Where a line contains the word "Clubs", copy that line.

Data to use
::::::::

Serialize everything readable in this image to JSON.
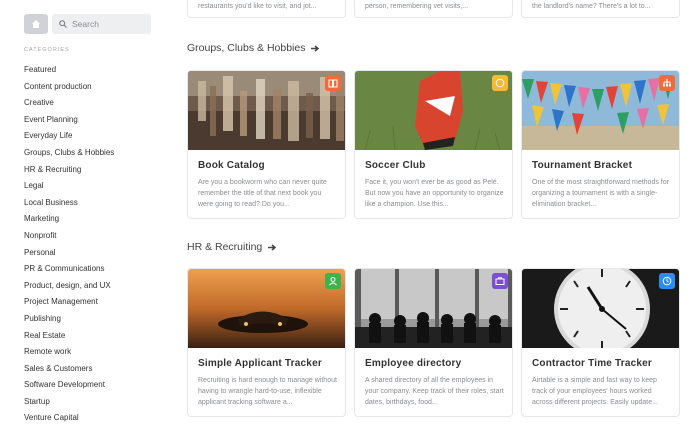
{
  "search": {
    "placeholder": "Search"
  },
  "sidebar": {
    "heading": "CATEGORIES",
    "items": [
      "Featured",
      "Content production",
      "Creative",
      "Event Planning",
      "Everyday Life",
      "Groups, Clubs & Hobbies",
      "HR & Recruiting",
      "Legal",
      "Local Business",
      "Marketing",
      "Nonprofit",
      "Personal",
      "PR & Communications",
      "Product, design, and UX",
      "Project Management",
      "Publishing",
      "Real Estate",
      "Remote work",
      "Sales & Customers",
      "Software Development",
      "Startup",
      "Venture Capital"
    ]
  },
  "top_cards": [
    {
      "desc": "restaurants you'd like to visit, and jot..."
    },
    {
      "desc": "person, remembering vet visits,..."
    },
    {
      "desc": "the landlord's name? There's a lot to..."
    }
  ],
  "sections": [
    {
      "title": "Groups, Clubs & Hobbies",
      "cards": [
        {
          "title": "Book Catalog",
          "desc": "Are you a bookworm who can never quite remember the title of that next book you were going to read? Do you...",
          "badge_color": "#f26b3a",
          "icon": "book-icon"
        },
        {
          "title": "Soccer Club",
          "desc": "Face it, you won't ever be as good as Pelé. But now you have an opportunity to organize like a champion. Use this...",
          "badge_color": "#f5b93a",
          "icon": "ball-icon"
        },
        {
          "title": "Tournament Bracket",
          "desc": "One of the most straightforward methods for organizing a tournament is with a single-elimination bracket...",
          "badge_color": "#f26b3a",
          "icon": "bracket-icon"
        }
      ]
    },
    {
      "title": "HR & Recruiting",
      "cards": [
        {
          "title": "Simple Applicant Tracker",
          "desc": "Recruiting is hard enough to manage without having to wrangle hard-to-use, inflexible applicant tracking software a...",
          "badge_color": "#3cb44b",
          "icon": "person-icon"
        },
        {
          "title": "Employee directory",
          "desc": "A shared directory of all the employees in your company. Keep track of their roles, start dates, birthdays, food...",
          "badge_color": "#7b4fd1",
          "icon": "briefcase-icon"
        },
        {
          "title": "Contractor Time Tracker",
          "desc": "Airtable is a simple and fast way to keep track of your employees' hours worked across different projects. Easily update...",
          "badge_color": "#2d8cf0",
          "icon": "clock-icon"
        }
      ]
    }
  ]
}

::::::::

Exercise output
      "Groups, Clubs & Hobbies",
      "title": "Groups, Clubs & Hobbies",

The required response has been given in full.